● Short exercise
Go through the material below and count the lines with the string "this"; the number is the whole answer.

[Raw records]
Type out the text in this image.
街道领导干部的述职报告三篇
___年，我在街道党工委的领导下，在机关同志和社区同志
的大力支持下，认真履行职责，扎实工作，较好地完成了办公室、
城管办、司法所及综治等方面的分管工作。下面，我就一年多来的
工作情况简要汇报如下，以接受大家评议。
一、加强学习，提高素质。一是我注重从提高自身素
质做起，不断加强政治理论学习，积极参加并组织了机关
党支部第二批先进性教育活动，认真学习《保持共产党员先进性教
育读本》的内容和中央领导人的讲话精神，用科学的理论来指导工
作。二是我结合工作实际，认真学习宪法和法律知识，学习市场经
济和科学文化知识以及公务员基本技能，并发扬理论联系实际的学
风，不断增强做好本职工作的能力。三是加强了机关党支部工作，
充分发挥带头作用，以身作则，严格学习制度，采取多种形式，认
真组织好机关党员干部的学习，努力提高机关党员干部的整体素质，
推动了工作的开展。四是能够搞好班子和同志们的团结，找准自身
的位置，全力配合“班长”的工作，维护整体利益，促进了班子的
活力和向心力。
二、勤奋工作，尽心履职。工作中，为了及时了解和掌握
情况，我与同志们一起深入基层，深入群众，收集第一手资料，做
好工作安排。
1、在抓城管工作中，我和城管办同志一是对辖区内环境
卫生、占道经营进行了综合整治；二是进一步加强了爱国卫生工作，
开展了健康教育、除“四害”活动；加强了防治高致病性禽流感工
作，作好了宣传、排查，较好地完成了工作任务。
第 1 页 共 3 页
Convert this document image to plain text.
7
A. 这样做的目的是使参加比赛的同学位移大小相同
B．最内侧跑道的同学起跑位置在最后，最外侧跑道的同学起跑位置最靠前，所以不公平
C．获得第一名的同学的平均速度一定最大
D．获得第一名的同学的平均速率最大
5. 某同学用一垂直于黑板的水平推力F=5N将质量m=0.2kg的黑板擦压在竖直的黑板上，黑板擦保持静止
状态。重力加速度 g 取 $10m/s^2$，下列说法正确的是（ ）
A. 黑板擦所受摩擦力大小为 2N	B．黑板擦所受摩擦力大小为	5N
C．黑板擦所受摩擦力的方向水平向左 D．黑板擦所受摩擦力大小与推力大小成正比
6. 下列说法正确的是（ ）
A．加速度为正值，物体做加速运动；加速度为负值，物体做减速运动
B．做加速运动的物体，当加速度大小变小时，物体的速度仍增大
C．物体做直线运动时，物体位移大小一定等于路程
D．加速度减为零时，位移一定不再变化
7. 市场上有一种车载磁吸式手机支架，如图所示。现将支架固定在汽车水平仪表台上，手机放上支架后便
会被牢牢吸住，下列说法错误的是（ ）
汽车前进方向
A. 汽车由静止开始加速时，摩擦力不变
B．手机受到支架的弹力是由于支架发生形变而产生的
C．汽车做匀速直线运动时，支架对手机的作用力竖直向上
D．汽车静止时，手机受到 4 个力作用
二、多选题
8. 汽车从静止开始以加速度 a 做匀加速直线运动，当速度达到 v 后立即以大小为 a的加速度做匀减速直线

● Result of the exercise
2